[Records contained in a dataset]
%%

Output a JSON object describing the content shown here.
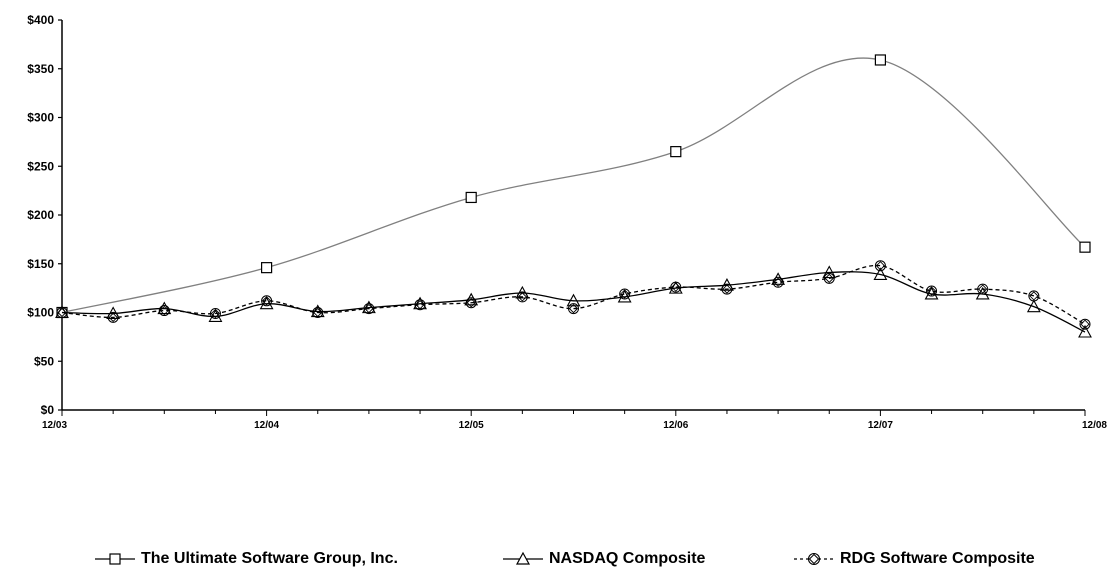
{
  "chart_data": {
    "type": "line",
    "title": "",
    "xlabel": "",
    "ylabel": "",
    "ylim": [
      0,
      400
    ],
    "yticks": [
      0,
      50,
      100,
      150,
      200,
      250,
      300,
      350,
      400
    ],
    "ytick_labels": [
      "$0",
      "$50",
      "$100",
      "$150",
      "$200",
      "$250",
      "$300",
      "$350",
      "$400"
    ],
    "xlim": [
      0,
      5
    ],
    "xticks": [
      0,
      1,
      2,
      3,
      4,
      5
    ],
    "xtick_labels": [
      "12/03",
      "12/04",
      "12/05",
      "12/06",
      "12/07",
      "12/08"
    ],
    "grid": false,
    "legend_position": "bottom",
    "series": [
      {
        "name": "The Ultimate Software Group, Inc.",
        "marker": "square",
        "line": "solid",
        "color": "#808080",
        "x": [
          0,
          1,
          2,
          3,
          4,
          5
        ],
        "y": [
          100,
          146,
          218,
          265,
          359,
          167
        ]
      },
      {
        "name": "NASDAQ Composite",
        "marker": "triangle",
        "line": "solid",
        "color": "#000000",
        "x": [
          0,
          0.25,
          0.5,
          0.75,
          1,
          1.25,
          1.5,
          1.75,
          2,
          2.25,
          2.5,
          2.75,
          3,
          3.25,
          3.5,
          3.75,
          4,
          4.25,
          4.5,
          4.75,
          5
        ],
        "y": [
          100,
          99,
          104,
          96,
          109,
          101,
          105,
          109,
          113,
          120,
          112,
          116,
          125,
          128,
          134,
          141,
          139,
          119,
          119,
          106,
          80
        ]
      },
      {
        "name": "RDG Software Composite",
        "marker": "diamond-circle",
        "line": "dashed",
        "color": "#000000",
        "x": [
          0,
          0.25,
          0.5,
          0.75,
          1,
          1.25,
          1.5,
          1.75,
          2,
          2.25,
          2.5,
          2.75,
          3,
          3.25,
          3.5,
          3.75,
          4,
          4.25,
          4.5,
          4.75,
          5
        ],
        "y": [
          100,
          95,
          102,
          99,
          112,
          100,
          104,
          108,
          110,
          116,
          104,
          119,
          126,
          124,
          131,
          135,
          148,
          122,
          124,
          117,
          88
        ]
      }
    ]
  }
}
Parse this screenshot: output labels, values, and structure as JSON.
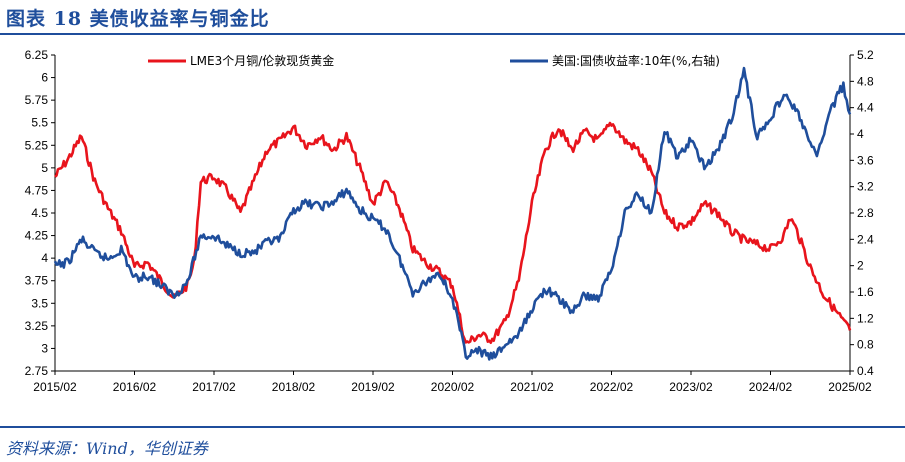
{
  "header": {
    "title": "图表 18    美债收益率与铜金比"
  },
  "footer": {
    "source": "资料来源：Wind，华创证券"
  },
  "chart_data": {
    "type": "line",
    "x_labels": [
      "2015/02",
      "2016/02",
      "2017/02",
      "2018/02",
      "2019/02",
      "2020/02",
      "2021/02",
      "2022/02",
      "2023/02",
      "2024/02",
      "2025/02"
    ],
    "x_range": [
      "2015-02",
      "2025-02"
    ],
    "y_left": {
      "range": [
        2.75,
        6.25
      ],
      "ticks": [
        "2.75",
        "3",
        "3.25",
        "3.5",
        "3.75",
        "4",
        "4.25",
        "4.5",
        "4.75",
        "5",
        "5.25",
        "5.5",
        "5.75",
        "6",
        "6.25"
      ]
    },
    "y_right": {
      "range": [
        0.4,
        5.2
      ],
      "ticks": [
        "0.4",
        "0.8",
        "1.2",
        "1.6",
        "2",
        "2.4",
        "2.8",
        "3.2",
        "3.6",
        "4",
        "4.4",
        "4.8",
        "5.2"
      ]
    },
    "grid": false,
    "legend_position": "top",
    "series": [
      {
        "name": "LME3个月铜/伦敦现货黄金",
        "axis": "left",
        "color": "#e8141c",
        "points": [
          [
            "2015-02",
            4.9
          ],
          [
            "2015-04",
            5.1
          ],
          [
            "2015-06",
            5.35
          ],
          [
            "2015-08",
            4.85
          ],
          [
            "2015-10",
            4.55
          ],
          [
            "2015-12",
            4.3
          ],
          [
            "2016-02",
            3.9
          ],
          [
            "2016-04",
            3.95
          ],
          [
            "2016-06",
            3.75
          ],
          [
            "2016-08",
            3.55
          ],
          [
            "2016-10",
            3.7
          ],
          [
            "2016-11",
            3.95
          ],
          [
            "2016-12",
            4.85
          ],
          [
            "2017-02",
            4.9
          ],
          [
            "2017-04",
            4.75
          ],
          [
            "2017-06",
            4.5
          ],
          [
            "2017-08",
            4.85
          ],
          [
            "2017-10",
            5.2
          ],
          [
            "2017-12",
            5.3
          ],
          [
            "2018-02",
            5.45
          ],
          [
            "2018-04",
            5.25
          ],
          [
            "2018-06",
            5.35
          ],
          [
            "2018-08",
            5.2
          ],
          [
            "2018-10",
            5.35
          ],
          [
            "2018-12",
            5.0
          ],
          [
            "2019-02",
            4.6
          ],
          [
            "2019-04",
            4.85
          ],
          [
            "2019-06",
            4.55
          ],
          [
            "2019-08",
            4.1
          ],
          [
            "2019-10",
            3.95
          ],
          [
            "2019-12",
            3.85
          ],
          [
            "2020-02",
            3.7
          ],
          [
            "2020-04",
            3.05
          ],
          [
            "2020-06",
            3.15
          ],
          [
            "2020-08",
            3.1
          ],
          [
            "2020-10",
            3.3
          ],
          [
            "2020-12",
            3.75
          ],
          [
            "2021-02",
            4.6
          ],
          [
            "2021-04",
            5.2
          ],
          [
            "2021-06",
            5.45
          ],
          [
            "2021-08",
            5.2
          ],
          [
            "2021-10",
            5.4
          ],
          [
            "2021-12",
            5.3
          ],
          [
            "2022-02",
            5.5
          ],
          [
            "2022-04",
            5.3
          ],
          [
            "2022-06",
            5.2
          ],
          [
            "2022-08",
            4.95
          ],
          [
            "2022-10",
            4.5
          ],
          [
            "2022-12",
            4.35
          ],
          [
            "2023-02",
            4.4
          ],
          [
            "2023-04",
            4.6
          ],
          [
            "2023-06",
            4.5
          ],
          [
            "2023-08",
            4.3
          ],
          [
            "2023-10",
            4.2
          ],
          [
            "2023-12",
            4.15
          ],
          [
            "2024-02",
            4.1
          ],
          [
            "2024-04",
            4.25
          ],
          [
            "2024-05",
            4.45
          ],
          [
            "2024-06",
            4.3
          ],
          [
            "2024-08",
            3.9
          ],
          [
            "2024-10",
            3.6
          ],
          [
            "2024-12",
            3.4
          ],
          [
            "2025-02",
            3.2
          ]
        ]
      },
      {
        "name": "美国:国债收益率:10年(%,右轴)",
        "axis": "right",
        "color": "#1f4e9c",
        "points": [
          [
            "2015-02",
            2.0
          ],
          [
            "2015-04",
            2.05
          ],
          [
            "2015-06",
            2.4
          ],
          [
            "2015-08",
            2.2
          ],
          [
            "2015-10",
            2.1
          ],
          [
            "2015-12",
            2.25
          ],
          [
            "2016-02",
            1.8
          ],
          [
            "2016-04",
            1.85
          ],
          [
            "2016-06",
            1.7
          ],
          [
            "2016-08",
            1.55
          ],
          [
            "2016-10",
            1.75
          ],
          [
            "2016-12",
            2.45
          ],
          [
            "2017-02",
            2.45
          ],
          [
            "2017-04",
            2.3
          ],
          [
            "2017-06",
            2.2
          ],
          [
            "2017-08",
            2.2
          ],
          [
            "2017-10",
            2.35
          ],
          [
            "2017-12",
            2.4
          ],
          [
            "2018-02",
            2.85
          ],
          [
            "2018-04",
            2.95
          ],
          [
            "2018-06",
            2.9
          ],
          [
            "2018-08",
            2.95
          ],
          [
            "2018-10",
            3.15
          ],
          [
            "2018-12",
            2.85
          ],
          [
            "2019-02",
            2.7
          ],
          [
            "2019-04",
            2.55
          ],
          [
            "2019-06",
            2.1
          ],
          [
            "2019-08",
            1.6
          ],
          [
            "2019-10",
            1.75
          ],
          [
            "2019-12",
            1.9
          ],
          [
            "2020-02",
            1.5
          ],
          [
            "2020-04",
            0.65
          ],
          [
            "2020-06",
            0.7
          ],
          [
            "2020-08",
            0.6
          ],
          [
            "2020-10",
            0.8
          ],
          [
            "2020-12",
            0.95
          ],
          [
            "2021-02",
            1.35
          ],
          [
            "2021-04",
            1.65
          ],
          [
            "2021-06",
            1.5
          ],
          [
            "2021-08",
            1.3
          ],
          [
            "2021-10",
            1.55
          ],
          [
            "2021-12",
            1.5
          ],
          [
            "2022-02",
            1.95
          ],
          [
            "2022-04",
            2.8
          ],
          [
            "2022-06",
            3.1
          ],
          [
            "2022-08",
            2.8
          ],
          [
            "2022-10",
            4.05
          ],
          [
            "2022-12",
            3.65
          ],
          [
            "2023-02",
            3.9
          ],
          [
            "2023-04",
            3.5
          ],
          [
            "2023-06",
            3.75
          ],
          [
            "2023-08",
            4.2
          ],
          [
            "2023-10",
            4.95
          ],
          [
            "2023-12",
            3.95
          ],
          [
            "2024-02",
            4.25
          ],
          [
            "2024-04",
            4.6
          ],
          [
            "2024-06",
            4.35
          ],
          [
            "2024-08",
            3.85
          ],
          [
            "2024-09",
            3.65
          ],
          [
            "2024-11",
            4.35
          ],
          [
            "2025-01",
            4.75
          ],
          [
            "2025-02",
            4.3
          ]
        ]
      }
    ]
  }
}
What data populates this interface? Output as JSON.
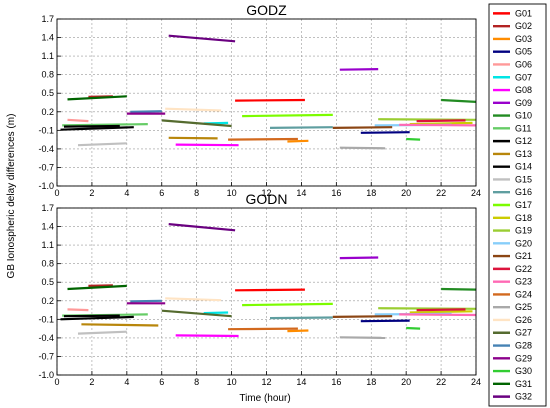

%%

Where a line of the records above holds the word "this", copy that line.

Parse this screenshot: output labels, values, and structure as JSON.
What data populates this interface? Output as JSON.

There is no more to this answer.